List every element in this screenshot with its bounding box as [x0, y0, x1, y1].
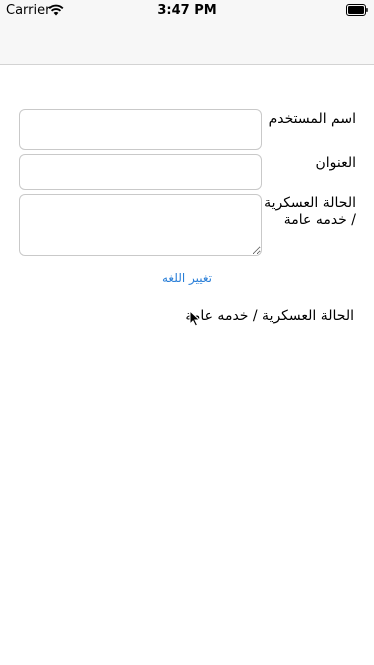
clock-time: 3:47 PM	[157, 3, 217, 18]
mouse-cursor-icon	[189, 310, 201, 327]
username-field[interactable]	[19, 109, 262, 150]
status-bar: Carrier 3:47 PM	[0, 0, 374, 22]
military-status-field[interactable]	[19, 194, 262, 256]
navigation-bar	[0, 22, 374, 65]
username-label: اسم المستخدم	[268, 111, 356, 127]
battery-icon	[346, 4, 368, 16]
change-language-button[interactable]: تغيير اللغه	[0, 271, 374, 285]
address-label: العنوان	[315, 155, 356, 171]
military-status-result-label: الحالة العسكرية / خدمه عامة	[185, 308, 354, 324]
military-status-label: الحالة العسكرية / خدمه عامة	[264, 195, 356, 228]
address-field[interactable]	[19, 154, 262, 190]
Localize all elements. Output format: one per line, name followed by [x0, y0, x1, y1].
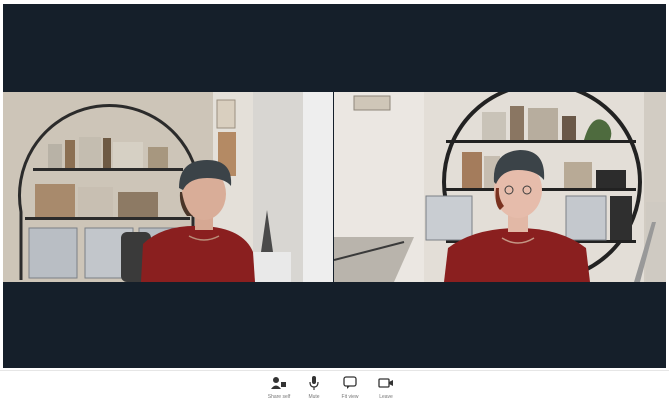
leave-label: Leave: [379, 394, 393, 400]
fit-view-label: Fit view: [341, 394, 359, 400]
share-self-button[interactable]: Share self: [259, 373, 299, 403]
participant-right-scene: [334, 92, 666, 282]
video-camera-icon: [378, 378, 393, 388]
call-toolbar: Share self Mute Fit view Leave: [0, 370, 669, 404]
microphone-icon: [309, 376, 319, 390]
mute-label: Mute: [308, 394, 320, 400]
participant-video-left[interactable]: [3, 92, 333, 282]
share-self-label: Share self: [267, 394, 291, 400]
person-camera-icon: [271, 377, 286, 389]
fit-view-button[interactable]: Fit view: [330, 373, 370, 403]
video-call-stage: [3, 4, 666, 368]
participant-left-scene: [3, 92, 333, 282]
participant-video-right[interactable]: [334, 92, 666, 282]
mute-button[interactable]: Mute: [294, 373, 334, 403]
leave-button[interactable]: Leave: [366, 373, 406, 403]
chat-icon: [343, 376, 357, 389]
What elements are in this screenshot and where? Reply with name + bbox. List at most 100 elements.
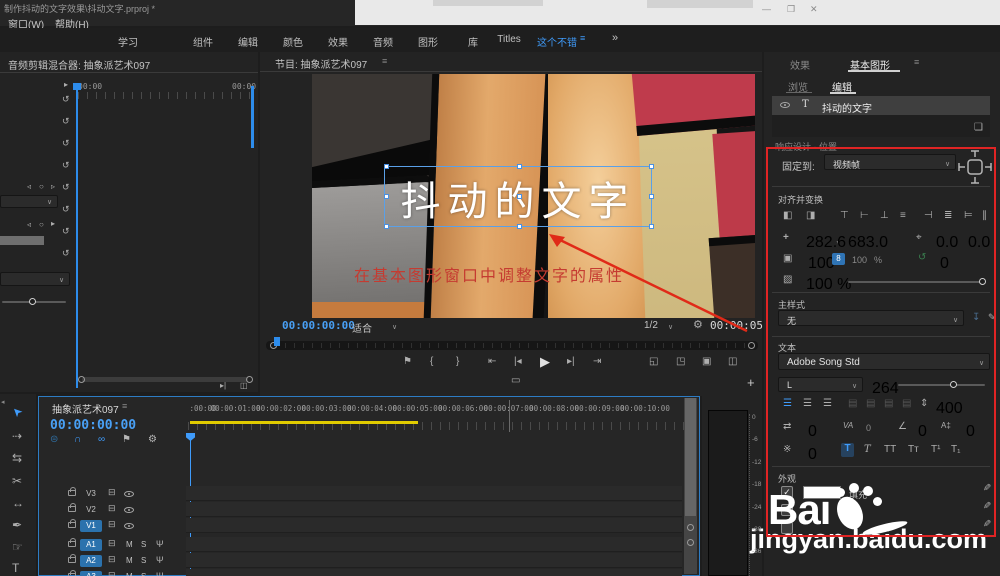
selection-handle[interactable] — [384, 194, 389, 199]
timeline-vscrollbar-thumb[interactable] — [685, 398, 696, 516]
workspace-tab-4[interactable]: 颜色 — [283, 34, 303, 49]
workspace-tab-9[interactable]: Titles — [497, 34, 521, 45]
export-frame-button[interactable]: ▣ — [702, 356, 711, 367]
align-to-video-frame-h-icon[interactable]: ◧ — [783, 210, 792, 221]
automation-reset-icon[interactable]: ↺ — [62, 138, 70, 149]
align-bottom-icon[interactable]: ⊥ — [880, 210, 889, 221]
align-top-icon[interactable]: ⊤ — [840, 210, 849, 221]
compare-view-button[interactable]: ◫ — [728, 356, 737, 367]
razor-tool[interactable]: ✂ — [12, 474, 22, 488]
track-lock-icon[interactable] — [68, 490, 76, 496]
snap-toggle[interactable]: ∩ — [74, 434, 81, 445]
selection-handle[interactable] — [384, 164, 389, 169]
playback-resolution-select[interactable]: 1/2 — [644, 320, 658, 331]
justify-last-right-icon[interactable]: ▤ — [884, 398, 893, 409]
pen-tool[interactable]: ✒ — [12, 518, 22, 532]
distribute-vertical-icon[interactable]: ≡ — [900, 210, 906, 221]
tab-effects[interactable]: 效果 — [790, 57, 810, 72]
mixer-playhead-head[interactable] — [73, 83, 81, 90]
program-panel-title[interactable]: 节目: 抽象派艺术097 — [275, 56, 367, 71]
zoom-handle[interactable] — [687, 539, 694, 546]
track-badge-a3[interactable]: A3 — [80, 571, 102, 576]
kf-next-icon[interactable]: ▹ — [51, 182, 55, 191]
align-left-icon[interactable]: ⊣ — [924, 210, 933, 221]
go-to-in-button[interactable]: ⇤ — [488, 356, 496, 367]
extract-button[interactable]: ◳ — [676, 356, 685, 367]
workspace-tab-8[interactable]: 库 — [468, 34, 478, 49]
selection-handle[interactable] — [384, 224, 389, 229]
workspace-tab-6[interactable]: 音频 — [373, 34, 393, 49]
workspace-tab-2[interactable]: 组件 — [193, 34, 213, 49]
panel-collapse-icon[interactable]: ◂ — [1, 398, 5, 406]
distribute-horizontal-icon[interactable]: ∥ — [982, 210, 987, 221]
automation-reset-icon[interactable]: ↺ — [62, 182, 70, 193]
type-tool[interactable]: T — [12, 561, 19, 575]
selection-handle[interactable] — [649, 194, 654, 199]
track-output-eye-icon[interactable] — [124, 523, 134, 529]
zoom-level-select[interactable]: 适合 — [352, 320, 372, 335]
sync-lock-icon[interactable]: ⊟ — [108, 570, 116, 576]
track-output-eye-icon[interactable] — [124, 491, 134, 497]
automation-reset-icon[interactable]: ↺ — [62, 248, 70, 259]
monitor-playhead[interactable] — [274, 337, 280, 346]
align-to-video-frame-v-icon[interactable]: ◨ — [806, 210, 815, 221]
sync-lock-icon[interactable]: ⊟ — [108, 554, 116, 565]
solo-button[interactable]: S — [141, 540, 146, 549]
step-back-button[interactable]: |◂ — [514, 356, 522, 367]
workspace-overflow-chevron[interactable]: » — [612, 32, 618, 44]
selection-handle[interactable] — [517, 164, 522, 169]
track-lock-icon[interactable] — [68, 506, 76, 512]
kf-dot-icon[interactable]: ○ — [39, 220, 44, 229]
voiceover-record-mic-icon[interactable]: Ψ — [156, 571, 164, 576]
slip-tool[interactable]: ↔ — [12, 496, 24, 510]
timeline-lane[interactable] — [186, 553, 682, 568]
minimize-button[interactable]: — — [762, 4, 771, 14]
automation-reset-icon[interactable]: ↺ — [62, 226, 70, 237]
hand-tool[interactable]: ☞ — [12, 540, 23, 554]
kf-prev-icon[interactable]: ◃ — [27, 220, 31, 229]
track-lock-icon[interactable] — [68, 541, 76, 547]
automation-reset-icon[interactable]: ↺ — [62, 94, 70, 105]
selection-handle[interactable] — [517, 194, 522, 199]
automation-reset-icon[interactable]: ↺ — [62, 204, 70, 215]
track-lock-icon[interactable] — [68, 522, 76, 528]
panel-menu-icon[interactable]: ≡ — [122, 401, 127, 411]
mark-out-button[interactable]: } — [456, 356, 459, 367]
ripple-edit-tool[interactable]: ⇆ — [12, 451, 22, 465]
mixer-play-icon[interactable]: ▸ — [64, 80, 68, 89]
workspace-tab-3[interactable]: 编辑 — [238, 34, 258, 49]
kf-prev-icon[interactable]: ◃ — [27, 182, 31, 191]
layer-list-empty[interactable] — [772, 115, 990, 137]
workspace-tab-menu-icon[interactable]: ≡ — [580, 33, 585, 43]
scrubber-handle-right[interactable] — [748, 342, 755, 349]
nest-sequence-toggle[interactable]: ⊜ — [50, 434, 58, 445]
timeline-lane[interactable] — [186, 518, 682, 533]
lift-button[interactable]: ◱ — [649, 356, 658, 367]
track-badge-a1[interactable]: A1 — [80, 539, 102, 551]
text-align-right-icon[interactable]: ☰ — [823, 398, 832, 409]
track-lock-icon[interactable] — [68, 557, 76, 563]
step-forward-button[interactable]: ▸| — [567, 356, 575, 367]
restore-button[interactable]: ❐ — [787, 4, 795, 15]
sync-lock-icon[interactable]: ⊟ — [108, 503, 116, 514]
sync-lock-icon[interactable]: ⊟ — [108, 519, 116, 530]
automation-reset-icon[interactable]: ↺ — [62, 116, 70, 127]
close-button[interactable]: ✕ — [810, 4, 818, 15]
monitor-settings-wrench-icon[interactable]: ⚙ — [693, 318, 703, 331]
add-marker-button[interactable]: ⚑ — [122, 434, 131, 445]
mixer-slider-knob[interactable] — [29, 298, 36, 305]
add-button[interactable]: + — [747, 375, 755, 390]
play-button[interactable]: ▶ — [540, 354, 550, 370]
track-select-tool[interactable]: ⇢ — [12, 429, 22, 443]
workspace-tab-7[interactable]: 图形 — [418, 34, 438, 49]
solo-button[interactable]: S — [141, 572, 146, 576]
timeline-lane[interactable] — [186, 486, 682, 501]
sync-lock-icon[interactable]: ⊟ — [108, 538, 116, 549]
add-marker-button[interactable]: ⚑ — [403, 356, 412, 367]
panel-menu-icon[interactable]: ≡ — [382, 56, 387, 66]
sync-lock-icon[interactable]: ⊟ — [108, 487, 116, 498]
timeline-timecode[interactable]: 00:00:00:00 — [50, 418, 136, 433]
track-badge-v1[interactable]: V1 — [80, 520, 102, 532]
text-align-left-icon[interactable]: ☰ — [783, 398, 792, 409]
track-badge-v3[interactable]: V3 — [80, 488, 102, 500]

= = =

§ **Your goal**: Copy out, word for word, the part of the data above that opens with the line containing "leave-label: Leave: [379, 394, 393, 400]" and closes with the line containing "video-camera-icon: [378, 378, 393, 388]", including both of those lines.

§ **Answer to the problem**:
leave-label: Leave: [379, 394, 393, 400]
fit-view-label: Fit view: [341, 394, 359, 400]
share-self-button[interactable]: Share self: [259, 373, 299, 403]
participant-right-scene: [334, 92, 666, 282]
video-camera-icon: [378, 378, 393, 388]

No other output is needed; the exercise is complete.